■ Task requirements:
Each entry below is to be given again word for word, with no pictures.

■ Record list:
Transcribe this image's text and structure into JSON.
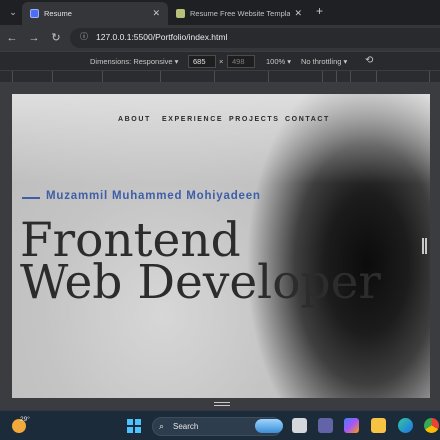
{
  "browser": {
    "tabs": [
      {
        "title": "Resume",
        "active": true,
        "favicon_color": "#4c6ef5"
      },
      {
        "title": "Resume Free Website Template",
        "active": false,
        "favicon_color": "#b8c07a"
      }
    ],
    "url": "127.0.0.1:5500/Portfolio/index.html"
  },
  "devtools": {
    "dimensions_label": "Dimensions: Responsive",
    "width_value": "685",
    "height_value": "498",
    "times": "×",
    "zoom": "100%",
    "throttling": "No throttling"
  },
  "page": {
    "nav": [
      "ABOUT",
      "EXPERIENCE",
      "PROJECTS",
      "CONTACT"
    ],
    "name": "Muzammil Muhammed Mohiyadeen",
    "title_line1": "Frontend",
    "title_line2": "Web Developer"
  },
  "taskbar": {
    "temperature": "29°",
    "search_label": "Search"
  },
  "colors": {
    "accent": "#3f5ea8",
    "browser_chrome": "#35363a",
    "taskbar": "#1c2b3a"
  }
}
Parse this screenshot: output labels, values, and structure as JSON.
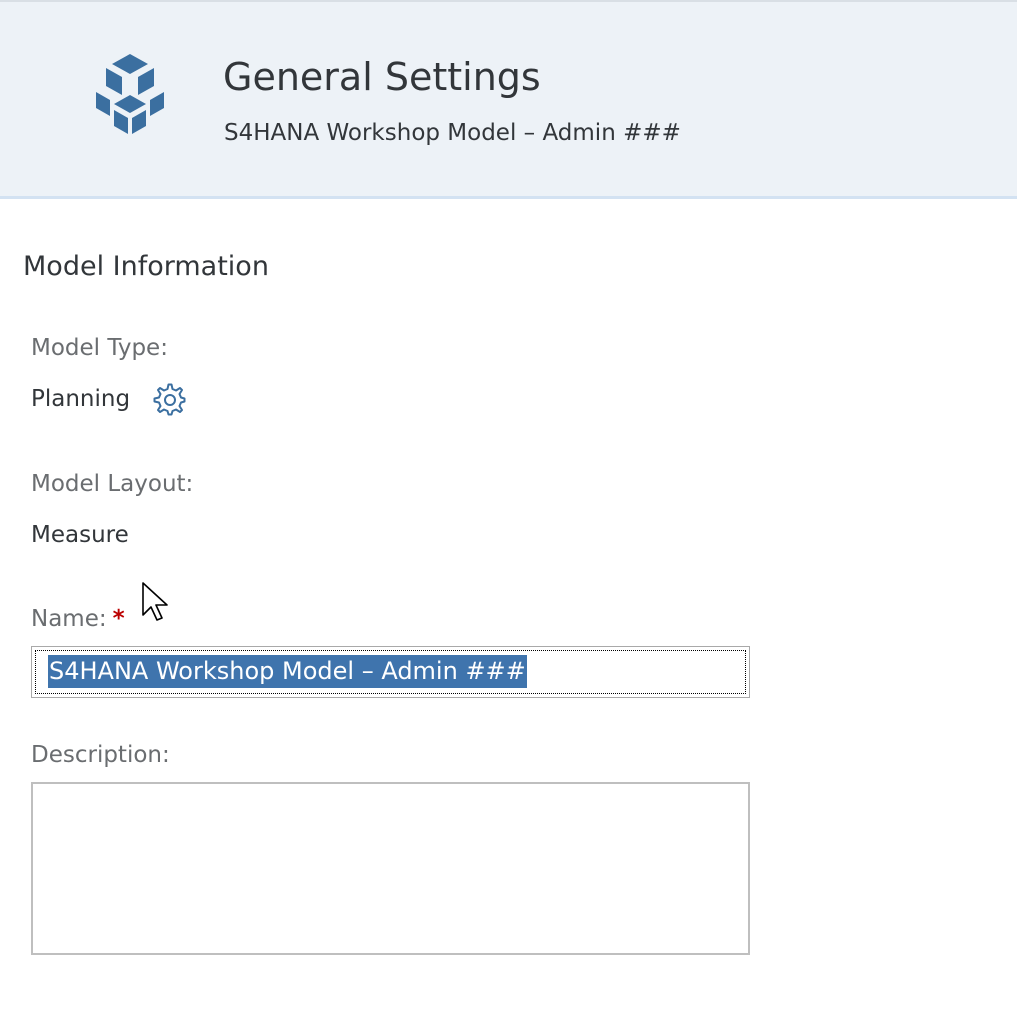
{
  "header": {
    "title": "General Settings",
    "subtitle": "S4HANA Workshop Model – Admin ###",
    "icon": "model-cube-icon",
    "icon_color": "#3b6fa0",
    "background": "#edf2f7"
  },
  "model_information": {
    "section_title": "Model Information",
    "model_type_label": "Model Type:",
    "model_type_value": "Planning",
    "model_type_icon": "gear-icon",
    "model_layout_label": "Model Layout:",
    "model_layout_value": "Measure",
    "name_label": "Name:",
    "name_required_marker": "*",
    "name_value": "S4HANA Workshop Model – Admin ###",
    "description_label": "Description:",
    "description_value": ""
  },
  "colors": {
    "selection": "#3f74ad",
    "required": "#bb0000",
    "label": "#6a6d70",
    "text": "#32363a"
  }
}
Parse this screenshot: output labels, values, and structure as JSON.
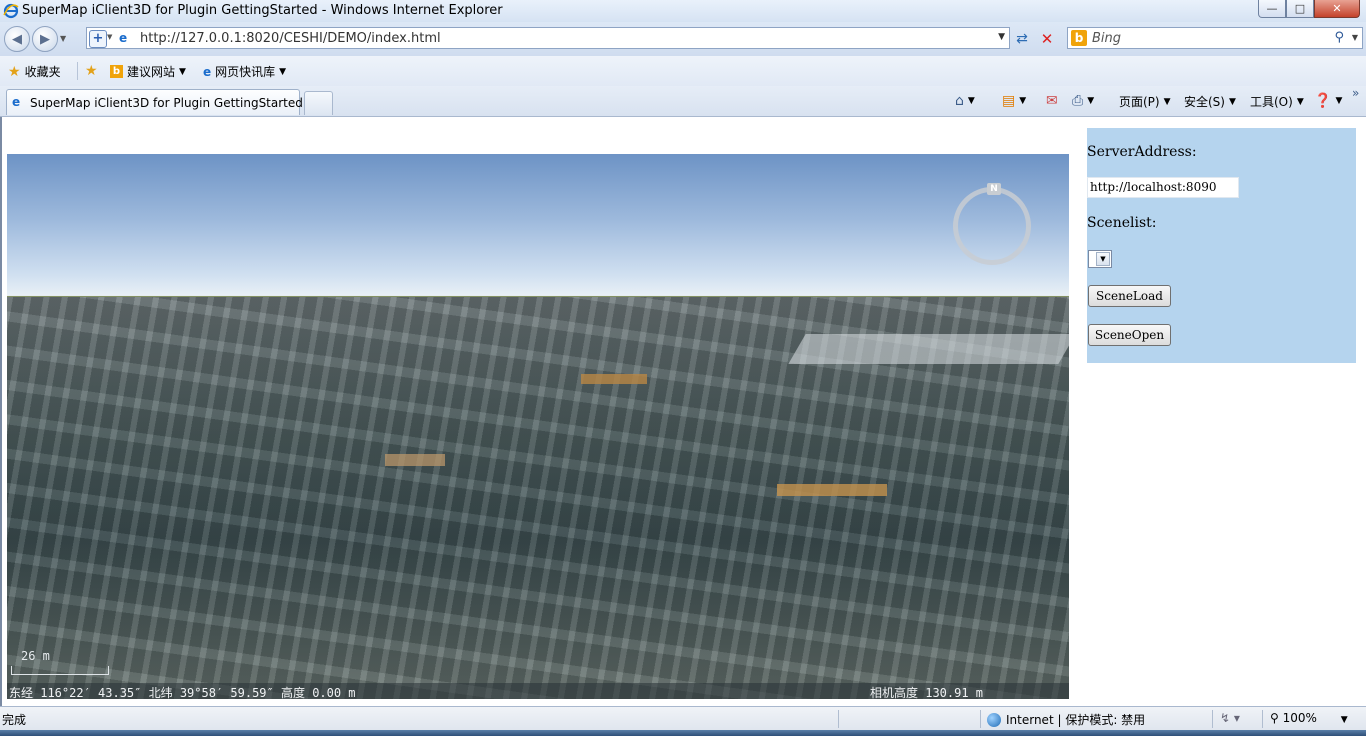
{
  "window": {
    "title": "SuperMap iClient3D for Plugin GettingStarted - Windows Internet Explorer",
    "minimize_icon": "minimize-icon",
    "maximize_icon": "maximize-icon",
    "close_icon": "close-icon"
  },
  "address": {
    "url_host": "http://127.0.0.1",
    "url_rest": ":8020/CESHI/DEMO/index.html",
    "search_placeholder": "Bing"
  },
  "favorites": {
    "favorites_label": "收藏夹",
    "suggested_sites": "建议网站",
    "web_slice_gallery": "网页快讯库"
  },
  "tabs": [
    {
      "label": "SuperMap iClient3D for Plugin GettingStarted"
    }
  ],
  "commandbar": {
    "page": "页面(P)",
    "safety": "安全(S)",
    "tools": "工具(O)"
  },
  "scene": {
    "compass_label": "N",
    "scale": "26 m",
    "coords": "东经 116°22′ 43.35″  北纬 39°58′ 59.59″  高度 0.00 m",
    "camera_height": "相机高度 130.91 m"
  },
  "panel": {
    "server_label": "ServerAddress:",
    "server_value": "http://localhost:8090",
    "scenelist_label": "Scenelist:",
    "scene_load": "SceneLoad",
    "scene_open": "SceneOpen"
  },
  "status": {
    "done": "完成",
    "zone": "Internet | 保护模式: 禁用",
    "zoom": "100%"
  }
}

■ Full answer:
Transcribe this image's text and structure into JSON.
{
  "browser": {
    "tabs": [
      {
        "title": "Resume",
        "active": true,
        "favicon_color": "#4c6ef5"
      },
      {
        "title": "Resume Free Website Template",
        "active": false,
        "favicon_color": "#b8c07a"
      }
    ],
    "url": "127.0.0.1:5500/Portfolio/index.html"
  },
  "devtools": {
    "dimensions_label": "Dimensions: Responsive",
    "width_value": "685",
    "height_value": "498",
    "times": "×",
    "zoom": "100%",
    "throttling": "No throttling"
  },
  "page": {
    "nav": [
      "ABOUT",
      "EXPERIENCE",
      "PROJECTS",
      "CONTACT"
    ],
    "name": "Muzammil Muhammed Mohiyadeen",
    "title_line1": "Frontend",
    "title_line2": "Web Developer"
  },
  "taskbar": {
    "temperature": "29°",
    "search_label": "Search"
  },
  "colors": {
    "accent": "#3f5ea8",
    "browser_chrome": "#35363a",
    "taskbar": "#1c2b3a"
  }
}
Parse this screenshot: output labels, values, and structure as JSON.
{
  "header": {
    "title": "General Settings",
    "subtitle": "S4HANA Workshop Model – Admin ###",
    "icon": "model-cube-icon",
    "icon_color": "#3b6fa0",
    "background": "#edf2f7"
  },
  "model_information": {
    "section_title": "Model Information",
    "model_type_label": "Model Type:",
    "model_type_value": "Planning",
    "model_type_icon": "gear-icon",
    "model_layout_label": "Model Layout:",
    "model_layout_value": "Measure",
    "name_label": "Name:",
    "name_required_marker": "*",
    "name_value": "S4HANA Workshop Model – Admin ###",
    "description_label": "Description:",
    "description_value": ""
  },
  "colors": {
    "selection": "#3f74ad",
    "required": "#bb0000",
    "label": "#6a6d70",
    "text": "#32363a"
  }
}
Parse this screenshot: output labels, values, and structure as JSON.
{
  "window": {
    "title": "SuperMap iClient3D for Plugin GettingStarted - Windows Internet Explorer",
    "minimize_icon": "minimize-icon",
    "maximize_icon": "maximize-icon",
    "close_icon": "close-icon"
  },
  "address": {
    "url_host": "http://127.0.0.1",
    "url_rest": ":8020/CESHI/DEMO/index.html",
    "search_placeholder": "Bing"
  },
  "favorites": {
    "favorites_label": "收藏夹",
    "suggested_sites": "建议网站",
    "web_slice_gallery": "网页快讯库"
  },
  "tabs": [
    {
      "label": "SuperMap iClient3D for Plugin GettingStarted"
    }
  ],
  "commandbar": {
    "page": "页面(P)",
    "safety": "安全(S)",
    "tools": "工具(O)"
  },
  "scene": {
    "compass_label": "N",
    "scale": "26 m",
    "coords": "东经 116°22′ 43.35″  北纬 39°58′ 59.59″  高度 0.00 m",
    "camera_height": "相机高度 130.91 m"
  },
  "panel": {
    "server_label": "ServerAddress:",
    "server_value": "http://localhost:8090",
    "scenelist_label": "Scenelist:",
    "scene_load": "SceneLoad",
    "scene_open": "SceneOpen"
  },
  "status": {
    "done": "完成",
    "zone": "Internet | 保护模式: 禁用",
    "zoom": "100%"
  }
}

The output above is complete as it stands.